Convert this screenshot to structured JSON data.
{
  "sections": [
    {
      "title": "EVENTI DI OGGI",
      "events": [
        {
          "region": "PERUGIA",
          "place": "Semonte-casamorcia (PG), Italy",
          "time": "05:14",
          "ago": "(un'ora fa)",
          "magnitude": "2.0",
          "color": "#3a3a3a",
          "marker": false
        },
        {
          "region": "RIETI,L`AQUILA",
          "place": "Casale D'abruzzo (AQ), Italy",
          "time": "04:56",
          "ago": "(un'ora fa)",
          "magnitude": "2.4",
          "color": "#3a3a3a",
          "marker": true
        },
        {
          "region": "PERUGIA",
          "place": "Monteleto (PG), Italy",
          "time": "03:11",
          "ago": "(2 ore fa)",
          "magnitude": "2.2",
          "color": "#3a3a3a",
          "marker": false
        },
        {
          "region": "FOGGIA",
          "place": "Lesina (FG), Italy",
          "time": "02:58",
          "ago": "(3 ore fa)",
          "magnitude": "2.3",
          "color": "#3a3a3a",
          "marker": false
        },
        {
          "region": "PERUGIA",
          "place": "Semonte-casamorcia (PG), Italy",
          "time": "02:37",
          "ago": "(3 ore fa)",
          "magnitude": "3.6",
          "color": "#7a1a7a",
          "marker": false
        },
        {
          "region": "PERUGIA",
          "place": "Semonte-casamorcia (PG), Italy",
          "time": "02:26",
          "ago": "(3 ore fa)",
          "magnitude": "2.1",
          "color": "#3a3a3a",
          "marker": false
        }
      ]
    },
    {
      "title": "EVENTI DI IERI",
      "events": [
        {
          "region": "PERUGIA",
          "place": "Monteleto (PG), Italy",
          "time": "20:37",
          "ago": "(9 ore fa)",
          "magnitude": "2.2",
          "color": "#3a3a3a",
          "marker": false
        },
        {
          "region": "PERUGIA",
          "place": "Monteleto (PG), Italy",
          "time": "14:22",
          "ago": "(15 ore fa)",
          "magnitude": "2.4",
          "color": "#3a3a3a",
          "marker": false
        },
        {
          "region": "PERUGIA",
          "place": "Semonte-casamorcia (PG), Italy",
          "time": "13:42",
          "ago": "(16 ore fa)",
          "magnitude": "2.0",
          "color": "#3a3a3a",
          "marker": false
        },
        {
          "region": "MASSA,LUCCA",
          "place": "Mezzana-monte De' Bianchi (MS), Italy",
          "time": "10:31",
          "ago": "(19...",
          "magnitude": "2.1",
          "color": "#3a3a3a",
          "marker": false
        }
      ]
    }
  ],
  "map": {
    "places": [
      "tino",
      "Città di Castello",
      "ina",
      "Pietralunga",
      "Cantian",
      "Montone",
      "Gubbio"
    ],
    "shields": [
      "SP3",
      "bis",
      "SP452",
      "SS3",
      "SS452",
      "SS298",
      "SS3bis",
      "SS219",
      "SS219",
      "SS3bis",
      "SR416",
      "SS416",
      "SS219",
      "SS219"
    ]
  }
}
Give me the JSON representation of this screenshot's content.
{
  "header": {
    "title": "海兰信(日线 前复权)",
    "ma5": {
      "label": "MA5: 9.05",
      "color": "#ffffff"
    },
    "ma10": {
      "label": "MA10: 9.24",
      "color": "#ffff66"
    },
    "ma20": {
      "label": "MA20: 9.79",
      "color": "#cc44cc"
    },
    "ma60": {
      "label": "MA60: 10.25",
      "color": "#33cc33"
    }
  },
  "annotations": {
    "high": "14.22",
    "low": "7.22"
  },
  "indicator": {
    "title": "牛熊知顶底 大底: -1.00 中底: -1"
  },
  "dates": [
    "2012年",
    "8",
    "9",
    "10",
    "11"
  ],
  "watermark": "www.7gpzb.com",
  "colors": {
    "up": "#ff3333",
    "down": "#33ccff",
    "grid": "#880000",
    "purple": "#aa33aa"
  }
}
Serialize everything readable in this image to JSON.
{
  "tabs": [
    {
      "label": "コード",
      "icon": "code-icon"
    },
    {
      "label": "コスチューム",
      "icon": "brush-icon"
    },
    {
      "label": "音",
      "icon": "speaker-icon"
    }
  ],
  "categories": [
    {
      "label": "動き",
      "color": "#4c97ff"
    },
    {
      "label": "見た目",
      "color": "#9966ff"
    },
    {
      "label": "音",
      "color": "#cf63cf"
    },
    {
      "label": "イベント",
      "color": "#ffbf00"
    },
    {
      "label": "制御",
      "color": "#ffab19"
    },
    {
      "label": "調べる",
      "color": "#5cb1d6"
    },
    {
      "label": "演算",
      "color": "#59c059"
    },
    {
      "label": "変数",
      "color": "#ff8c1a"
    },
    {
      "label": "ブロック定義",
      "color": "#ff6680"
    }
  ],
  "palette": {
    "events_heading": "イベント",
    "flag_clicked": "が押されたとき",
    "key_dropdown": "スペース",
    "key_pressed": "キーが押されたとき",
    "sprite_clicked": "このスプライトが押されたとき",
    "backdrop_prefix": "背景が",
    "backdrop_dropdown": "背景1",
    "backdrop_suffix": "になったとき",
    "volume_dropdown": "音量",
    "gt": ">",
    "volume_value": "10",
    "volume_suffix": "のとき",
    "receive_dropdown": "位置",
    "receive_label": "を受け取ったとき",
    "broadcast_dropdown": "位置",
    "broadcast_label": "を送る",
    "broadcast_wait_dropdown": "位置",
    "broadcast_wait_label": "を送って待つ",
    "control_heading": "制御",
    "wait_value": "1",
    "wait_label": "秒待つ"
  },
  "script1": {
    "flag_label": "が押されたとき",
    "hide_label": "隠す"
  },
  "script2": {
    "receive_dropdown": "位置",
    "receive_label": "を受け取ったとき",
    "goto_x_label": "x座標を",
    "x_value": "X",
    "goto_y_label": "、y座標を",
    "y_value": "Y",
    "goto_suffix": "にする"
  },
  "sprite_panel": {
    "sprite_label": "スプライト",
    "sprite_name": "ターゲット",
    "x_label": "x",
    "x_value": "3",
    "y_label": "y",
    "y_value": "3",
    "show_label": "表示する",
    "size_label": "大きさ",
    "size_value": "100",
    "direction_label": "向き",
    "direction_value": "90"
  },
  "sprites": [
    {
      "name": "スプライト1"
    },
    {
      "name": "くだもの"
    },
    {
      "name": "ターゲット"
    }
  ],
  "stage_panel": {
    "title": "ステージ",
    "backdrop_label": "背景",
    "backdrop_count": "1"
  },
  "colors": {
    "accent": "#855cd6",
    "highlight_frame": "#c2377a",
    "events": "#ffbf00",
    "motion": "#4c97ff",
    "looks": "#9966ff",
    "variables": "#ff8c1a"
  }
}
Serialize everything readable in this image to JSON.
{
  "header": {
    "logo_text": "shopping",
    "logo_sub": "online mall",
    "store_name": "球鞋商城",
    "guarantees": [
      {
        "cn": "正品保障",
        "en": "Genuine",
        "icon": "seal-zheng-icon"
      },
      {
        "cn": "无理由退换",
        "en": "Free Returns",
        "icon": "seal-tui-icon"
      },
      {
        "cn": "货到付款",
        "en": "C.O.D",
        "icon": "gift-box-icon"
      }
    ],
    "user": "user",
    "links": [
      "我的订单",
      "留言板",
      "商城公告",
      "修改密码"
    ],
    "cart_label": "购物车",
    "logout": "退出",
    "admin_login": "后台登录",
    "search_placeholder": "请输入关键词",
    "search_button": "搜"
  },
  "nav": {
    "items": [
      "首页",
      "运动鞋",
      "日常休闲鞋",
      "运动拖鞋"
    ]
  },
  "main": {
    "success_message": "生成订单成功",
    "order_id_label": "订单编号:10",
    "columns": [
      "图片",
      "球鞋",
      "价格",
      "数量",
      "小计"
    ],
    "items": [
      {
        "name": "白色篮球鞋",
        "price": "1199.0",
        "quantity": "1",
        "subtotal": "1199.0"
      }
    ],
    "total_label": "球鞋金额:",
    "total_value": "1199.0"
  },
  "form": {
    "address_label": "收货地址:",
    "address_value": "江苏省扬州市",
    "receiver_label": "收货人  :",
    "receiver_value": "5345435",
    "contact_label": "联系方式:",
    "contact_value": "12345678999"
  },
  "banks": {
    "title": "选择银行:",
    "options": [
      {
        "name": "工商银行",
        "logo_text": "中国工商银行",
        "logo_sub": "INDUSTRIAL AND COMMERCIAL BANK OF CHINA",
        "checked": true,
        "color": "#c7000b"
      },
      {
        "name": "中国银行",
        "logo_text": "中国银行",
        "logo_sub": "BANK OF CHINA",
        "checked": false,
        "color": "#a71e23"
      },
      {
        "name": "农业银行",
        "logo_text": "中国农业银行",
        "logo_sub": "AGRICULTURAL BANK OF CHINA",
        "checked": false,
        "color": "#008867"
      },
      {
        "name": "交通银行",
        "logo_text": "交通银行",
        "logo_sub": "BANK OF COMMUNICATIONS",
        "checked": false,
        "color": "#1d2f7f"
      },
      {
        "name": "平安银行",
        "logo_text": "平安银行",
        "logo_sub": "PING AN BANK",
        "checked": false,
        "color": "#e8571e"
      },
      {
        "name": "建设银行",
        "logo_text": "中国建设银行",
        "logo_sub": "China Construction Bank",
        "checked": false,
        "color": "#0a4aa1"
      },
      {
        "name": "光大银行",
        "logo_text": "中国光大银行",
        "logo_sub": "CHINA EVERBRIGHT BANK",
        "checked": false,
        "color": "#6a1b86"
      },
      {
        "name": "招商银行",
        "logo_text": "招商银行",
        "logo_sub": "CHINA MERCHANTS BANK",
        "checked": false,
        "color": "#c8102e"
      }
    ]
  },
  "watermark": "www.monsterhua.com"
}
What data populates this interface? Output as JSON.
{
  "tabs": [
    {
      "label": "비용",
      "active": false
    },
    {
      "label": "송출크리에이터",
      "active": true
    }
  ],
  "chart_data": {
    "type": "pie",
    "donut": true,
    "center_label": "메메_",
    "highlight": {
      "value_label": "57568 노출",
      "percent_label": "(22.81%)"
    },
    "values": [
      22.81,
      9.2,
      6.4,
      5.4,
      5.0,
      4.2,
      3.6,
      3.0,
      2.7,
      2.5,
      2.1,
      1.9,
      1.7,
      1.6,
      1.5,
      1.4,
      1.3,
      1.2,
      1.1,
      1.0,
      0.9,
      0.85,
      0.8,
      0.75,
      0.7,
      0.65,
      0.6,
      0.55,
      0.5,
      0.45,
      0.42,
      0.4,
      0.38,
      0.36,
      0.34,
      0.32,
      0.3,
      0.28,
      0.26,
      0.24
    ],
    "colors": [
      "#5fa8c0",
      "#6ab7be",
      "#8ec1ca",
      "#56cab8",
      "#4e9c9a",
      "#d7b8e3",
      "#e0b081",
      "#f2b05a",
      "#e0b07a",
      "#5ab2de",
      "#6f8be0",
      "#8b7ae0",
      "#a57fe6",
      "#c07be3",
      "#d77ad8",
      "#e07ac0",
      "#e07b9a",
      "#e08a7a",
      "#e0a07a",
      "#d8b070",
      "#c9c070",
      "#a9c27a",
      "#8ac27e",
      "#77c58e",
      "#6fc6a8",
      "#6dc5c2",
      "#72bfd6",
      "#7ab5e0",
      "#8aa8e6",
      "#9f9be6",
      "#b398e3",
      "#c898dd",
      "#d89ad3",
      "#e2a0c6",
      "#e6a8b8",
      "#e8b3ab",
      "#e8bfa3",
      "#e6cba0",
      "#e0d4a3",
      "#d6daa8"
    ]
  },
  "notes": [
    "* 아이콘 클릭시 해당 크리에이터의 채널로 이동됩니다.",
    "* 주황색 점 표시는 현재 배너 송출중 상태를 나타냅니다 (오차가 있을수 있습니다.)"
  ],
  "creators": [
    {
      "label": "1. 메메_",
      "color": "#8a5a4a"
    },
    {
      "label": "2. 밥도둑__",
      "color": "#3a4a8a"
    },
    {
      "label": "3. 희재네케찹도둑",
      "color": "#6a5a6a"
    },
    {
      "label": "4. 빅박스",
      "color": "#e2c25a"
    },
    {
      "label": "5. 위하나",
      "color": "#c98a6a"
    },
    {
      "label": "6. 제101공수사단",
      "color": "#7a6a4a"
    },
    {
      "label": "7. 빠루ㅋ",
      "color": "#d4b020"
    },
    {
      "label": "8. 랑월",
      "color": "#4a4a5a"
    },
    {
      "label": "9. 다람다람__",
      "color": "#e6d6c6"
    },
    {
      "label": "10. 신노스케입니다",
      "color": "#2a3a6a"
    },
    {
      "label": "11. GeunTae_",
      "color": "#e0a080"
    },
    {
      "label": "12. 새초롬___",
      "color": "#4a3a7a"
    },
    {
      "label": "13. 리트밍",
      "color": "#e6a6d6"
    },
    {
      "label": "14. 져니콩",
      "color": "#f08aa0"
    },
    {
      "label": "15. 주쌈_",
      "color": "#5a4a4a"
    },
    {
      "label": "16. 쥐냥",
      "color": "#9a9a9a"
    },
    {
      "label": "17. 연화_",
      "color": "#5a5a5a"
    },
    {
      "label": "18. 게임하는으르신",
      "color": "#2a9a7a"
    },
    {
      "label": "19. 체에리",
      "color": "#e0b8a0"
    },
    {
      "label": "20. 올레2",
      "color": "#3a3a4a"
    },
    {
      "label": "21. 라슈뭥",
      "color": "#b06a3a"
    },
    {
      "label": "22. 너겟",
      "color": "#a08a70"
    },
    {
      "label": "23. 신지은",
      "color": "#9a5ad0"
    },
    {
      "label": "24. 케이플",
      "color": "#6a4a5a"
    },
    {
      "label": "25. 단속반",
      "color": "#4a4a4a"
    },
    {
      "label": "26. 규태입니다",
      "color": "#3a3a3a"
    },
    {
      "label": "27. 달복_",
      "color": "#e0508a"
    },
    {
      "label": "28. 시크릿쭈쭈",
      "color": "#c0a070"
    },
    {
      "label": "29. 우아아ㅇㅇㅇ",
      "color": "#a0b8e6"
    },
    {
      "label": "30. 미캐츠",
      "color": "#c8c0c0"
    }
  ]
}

→ **Your goal**
Take every line containing the word "watermark" and copy it.

→ **Expected answer**
  "watermark": "www.7gpzb.com",
  "watermark": "www.monsterhua.com"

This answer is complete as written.